> Your goal: How many lines in the entries below include the string "noise"? Answer with the number only.

> Provided records:
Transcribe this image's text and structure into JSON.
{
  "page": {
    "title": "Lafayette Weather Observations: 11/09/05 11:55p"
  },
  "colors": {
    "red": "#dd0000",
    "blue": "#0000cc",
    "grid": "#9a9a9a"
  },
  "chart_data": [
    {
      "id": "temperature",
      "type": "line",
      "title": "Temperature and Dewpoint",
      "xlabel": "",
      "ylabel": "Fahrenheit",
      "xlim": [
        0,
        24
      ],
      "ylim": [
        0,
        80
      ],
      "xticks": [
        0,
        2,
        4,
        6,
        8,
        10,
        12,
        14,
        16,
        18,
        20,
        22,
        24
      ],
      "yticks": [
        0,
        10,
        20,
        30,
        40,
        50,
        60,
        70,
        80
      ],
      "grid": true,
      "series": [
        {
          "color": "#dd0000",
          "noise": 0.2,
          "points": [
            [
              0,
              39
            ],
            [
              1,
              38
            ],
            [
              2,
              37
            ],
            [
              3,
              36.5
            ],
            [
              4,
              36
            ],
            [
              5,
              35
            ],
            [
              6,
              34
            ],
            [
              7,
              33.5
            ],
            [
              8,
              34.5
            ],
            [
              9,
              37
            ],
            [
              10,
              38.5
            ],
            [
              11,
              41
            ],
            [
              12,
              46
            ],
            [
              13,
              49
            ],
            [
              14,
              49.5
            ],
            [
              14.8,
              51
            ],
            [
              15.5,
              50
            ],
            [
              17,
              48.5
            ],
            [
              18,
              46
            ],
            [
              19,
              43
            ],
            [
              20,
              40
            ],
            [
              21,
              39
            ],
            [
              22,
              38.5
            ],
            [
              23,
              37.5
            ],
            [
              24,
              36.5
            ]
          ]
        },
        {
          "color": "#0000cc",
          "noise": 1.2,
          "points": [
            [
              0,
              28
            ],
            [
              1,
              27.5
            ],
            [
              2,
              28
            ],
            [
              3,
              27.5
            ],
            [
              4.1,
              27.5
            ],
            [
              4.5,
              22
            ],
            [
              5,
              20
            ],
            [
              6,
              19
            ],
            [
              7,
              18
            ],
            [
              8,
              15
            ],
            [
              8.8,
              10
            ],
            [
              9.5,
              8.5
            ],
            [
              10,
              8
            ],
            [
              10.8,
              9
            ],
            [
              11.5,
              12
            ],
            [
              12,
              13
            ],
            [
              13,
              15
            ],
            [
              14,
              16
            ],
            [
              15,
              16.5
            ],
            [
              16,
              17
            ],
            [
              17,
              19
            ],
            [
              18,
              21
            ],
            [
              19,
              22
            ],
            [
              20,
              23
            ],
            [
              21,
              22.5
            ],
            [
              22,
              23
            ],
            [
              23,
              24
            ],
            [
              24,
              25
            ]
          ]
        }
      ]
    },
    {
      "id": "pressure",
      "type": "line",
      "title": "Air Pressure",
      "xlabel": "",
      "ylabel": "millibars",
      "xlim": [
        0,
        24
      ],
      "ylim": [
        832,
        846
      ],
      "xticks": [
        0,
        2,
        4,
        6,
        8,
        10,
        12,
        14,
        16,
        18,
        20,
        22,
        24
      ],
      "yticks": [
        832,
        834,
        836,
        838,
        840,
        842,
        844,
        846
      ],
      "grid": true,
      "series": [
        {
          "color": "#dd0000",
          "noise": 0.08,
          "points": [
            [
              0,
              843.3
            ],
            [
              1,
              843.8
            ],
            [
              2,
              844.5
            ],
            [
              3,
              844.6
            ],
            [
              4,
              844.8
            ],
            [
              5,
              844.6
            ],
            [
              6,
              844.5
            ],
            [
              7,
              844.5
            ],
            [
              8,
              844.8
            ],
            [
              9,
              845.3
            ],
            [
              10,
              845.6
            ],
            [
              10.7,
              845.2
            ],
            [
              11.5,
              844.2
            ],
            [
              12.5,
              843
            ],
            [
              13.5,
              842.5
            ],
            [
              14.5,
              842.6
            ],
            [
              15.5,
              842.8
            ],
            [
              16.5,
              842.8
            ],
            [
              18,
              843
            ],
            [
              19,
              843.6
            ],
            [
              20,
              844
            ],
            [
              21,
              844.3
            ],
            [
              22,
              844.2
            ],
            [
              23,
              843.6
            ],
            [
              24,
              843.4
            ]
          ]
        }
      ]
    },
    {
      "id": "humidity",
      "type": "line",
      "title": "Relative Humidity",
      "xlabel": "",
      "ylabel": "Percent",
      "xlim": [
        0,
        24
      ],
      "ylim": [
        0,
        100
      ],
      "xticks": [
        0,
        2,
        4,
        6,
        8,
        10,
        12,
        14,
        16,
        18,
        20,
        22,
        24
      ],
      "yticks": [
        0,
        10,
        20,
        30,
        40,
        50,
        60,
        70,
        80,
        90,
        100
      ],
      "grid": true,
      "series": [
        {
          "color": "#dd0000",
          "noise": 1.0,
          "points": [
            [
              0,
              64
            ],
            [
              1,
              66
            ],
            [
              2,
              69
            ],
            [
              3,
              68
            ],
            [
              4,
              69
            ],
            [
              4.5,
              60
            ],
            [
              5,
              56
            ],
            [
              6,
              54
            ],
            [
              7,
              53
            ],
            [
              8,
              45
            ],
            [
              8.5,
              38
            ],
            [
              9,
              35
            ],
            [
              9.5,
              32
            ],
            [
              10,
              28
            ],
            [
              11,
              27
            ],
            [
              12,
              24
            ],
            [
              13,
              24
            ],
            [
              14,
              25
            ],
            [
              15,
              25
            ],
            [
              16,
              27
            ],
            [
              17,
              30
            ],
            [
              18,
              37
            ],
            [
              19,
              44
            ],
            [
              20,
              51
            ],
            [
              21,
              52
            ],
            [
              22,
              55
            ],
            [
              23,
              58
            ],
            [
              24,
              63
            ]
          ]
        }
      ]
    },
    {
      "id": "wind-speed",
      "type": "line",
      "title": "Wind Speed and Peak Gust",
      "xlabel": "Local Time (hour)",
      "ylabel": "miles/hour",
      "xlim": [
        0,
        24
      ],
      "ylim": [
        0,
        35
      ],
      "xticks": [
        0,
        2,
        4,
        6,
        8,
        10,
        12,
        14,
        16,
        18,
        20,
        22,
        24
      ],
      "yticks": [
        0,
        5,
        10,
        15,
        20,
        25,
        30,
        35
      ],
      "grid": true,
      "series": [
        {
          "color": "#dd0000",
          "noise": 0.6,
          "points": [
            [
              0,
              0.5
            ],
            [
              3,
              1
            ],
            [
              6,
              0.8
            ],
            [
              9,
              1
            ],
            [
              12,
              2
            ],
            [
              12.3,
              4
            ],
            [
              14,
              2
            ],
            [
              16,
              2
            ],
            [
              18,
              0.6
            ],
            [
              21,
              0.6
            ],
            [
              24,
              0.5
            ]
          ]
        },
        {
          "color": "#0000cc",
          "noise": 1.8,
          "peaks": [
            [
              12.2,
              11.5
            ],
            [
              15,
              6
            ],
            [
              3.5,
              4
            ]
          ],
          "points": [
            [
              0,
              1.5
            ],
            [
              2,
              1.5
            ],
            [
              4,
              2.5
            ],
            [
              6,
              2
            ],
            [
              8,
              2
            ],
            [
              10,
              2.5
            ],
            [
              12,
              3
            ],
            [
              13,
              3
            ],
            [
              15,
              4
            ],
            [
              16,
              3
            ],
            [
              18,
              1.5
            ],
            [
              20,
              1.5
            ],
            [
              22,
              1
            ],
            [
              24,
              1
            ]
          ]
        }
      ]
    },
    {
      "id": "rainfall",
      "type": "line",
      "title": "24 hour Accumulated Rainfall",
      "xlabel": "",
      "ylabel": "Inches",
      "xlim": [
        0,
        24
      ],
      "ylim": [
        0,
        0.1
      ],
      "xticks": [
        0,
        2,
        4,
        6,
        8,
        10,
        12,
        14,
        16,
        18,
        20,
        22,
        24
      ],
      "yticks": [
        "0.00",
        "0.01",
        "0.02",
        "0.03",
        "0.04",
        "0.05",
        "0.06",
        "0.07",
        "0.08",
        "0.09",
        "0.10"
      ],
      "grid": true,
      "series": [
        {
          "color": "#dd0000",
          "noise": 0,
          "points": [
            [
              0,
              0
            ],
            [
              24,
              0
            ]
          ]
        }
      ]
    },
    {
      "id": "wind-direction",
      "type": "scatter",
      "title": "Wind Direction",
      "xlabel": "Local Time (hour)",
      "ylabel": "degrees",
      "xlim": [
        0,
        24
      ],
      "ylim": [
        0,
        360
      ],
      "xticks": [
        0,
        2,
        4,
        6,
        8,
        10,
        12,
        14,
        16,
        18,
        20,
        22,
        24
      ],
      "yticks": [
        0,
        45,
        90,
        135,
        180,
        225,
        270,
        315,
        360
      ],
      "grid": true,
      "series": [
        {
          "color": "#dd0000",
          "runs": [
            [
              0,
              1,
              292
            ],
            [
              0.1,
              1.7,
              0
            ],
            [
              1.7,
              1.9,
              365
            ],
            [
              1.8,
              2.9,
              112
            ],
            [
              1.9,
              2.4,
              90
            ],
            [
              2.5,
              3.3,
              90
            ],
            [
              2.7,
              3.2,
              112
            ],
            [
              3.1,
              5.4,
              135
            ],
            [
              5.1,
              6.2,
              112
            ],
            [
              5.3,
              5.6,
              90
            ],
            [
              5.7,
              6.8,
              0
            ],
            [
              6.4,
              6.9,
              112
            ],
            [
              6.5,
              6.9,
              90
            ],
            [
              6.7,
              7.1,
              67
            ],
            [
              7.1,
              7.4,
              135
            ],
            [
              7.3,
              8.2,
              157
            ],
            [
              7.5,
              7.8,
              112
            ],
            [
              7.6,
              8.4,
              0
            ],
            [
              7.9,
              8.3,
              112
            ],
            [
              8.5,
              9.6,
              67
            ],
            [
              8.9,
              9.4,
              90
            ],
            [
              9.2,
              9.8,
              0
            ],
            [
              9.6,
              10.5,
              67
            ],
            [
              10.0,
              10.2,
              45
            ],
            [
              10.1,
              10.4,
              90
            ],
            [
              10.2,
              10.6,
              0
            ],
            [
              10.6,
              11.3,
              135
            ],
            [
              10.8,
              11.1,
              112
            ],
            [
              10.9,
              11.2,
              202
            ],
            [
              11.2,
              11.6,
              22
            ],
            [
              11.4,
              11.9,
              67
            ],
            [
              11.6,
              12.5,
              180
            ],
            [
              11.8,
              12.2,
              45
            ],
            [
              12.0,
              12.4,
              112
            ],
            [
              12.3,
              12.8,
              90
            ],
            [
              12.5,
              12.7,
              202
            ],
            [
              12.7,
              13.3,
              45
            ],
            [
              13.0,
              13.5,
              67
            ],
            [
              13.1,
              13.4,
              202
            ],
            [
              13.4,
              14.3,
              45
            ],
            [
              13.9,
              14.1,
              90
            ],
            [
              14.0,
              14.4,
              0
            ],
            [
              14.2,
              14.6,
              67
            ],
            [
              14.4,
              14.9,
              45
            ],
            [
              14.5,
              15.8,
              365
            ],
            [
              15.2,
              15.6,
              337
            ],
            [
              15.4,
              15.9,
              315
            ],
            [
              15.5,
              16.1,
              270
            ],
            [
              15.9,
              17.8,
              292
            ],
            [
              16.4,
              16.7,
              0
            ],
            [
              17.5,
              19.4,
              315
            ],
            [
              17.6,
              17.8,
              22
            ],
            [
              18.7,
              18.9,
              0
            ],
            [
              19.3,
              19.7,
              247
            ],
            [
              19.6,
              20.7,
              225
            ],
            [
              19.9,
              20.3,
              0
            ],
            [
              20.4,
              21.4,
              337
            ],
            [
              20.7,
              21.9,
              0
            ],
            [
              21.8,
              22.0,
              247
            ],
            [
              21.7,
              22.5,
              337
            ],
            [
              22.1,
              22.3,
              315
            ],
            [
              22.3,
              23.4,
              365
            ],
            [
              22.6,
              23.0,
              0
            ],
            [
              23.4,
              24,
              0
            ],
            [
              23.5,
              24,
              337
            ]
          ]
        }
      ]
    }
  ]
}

> Response: 7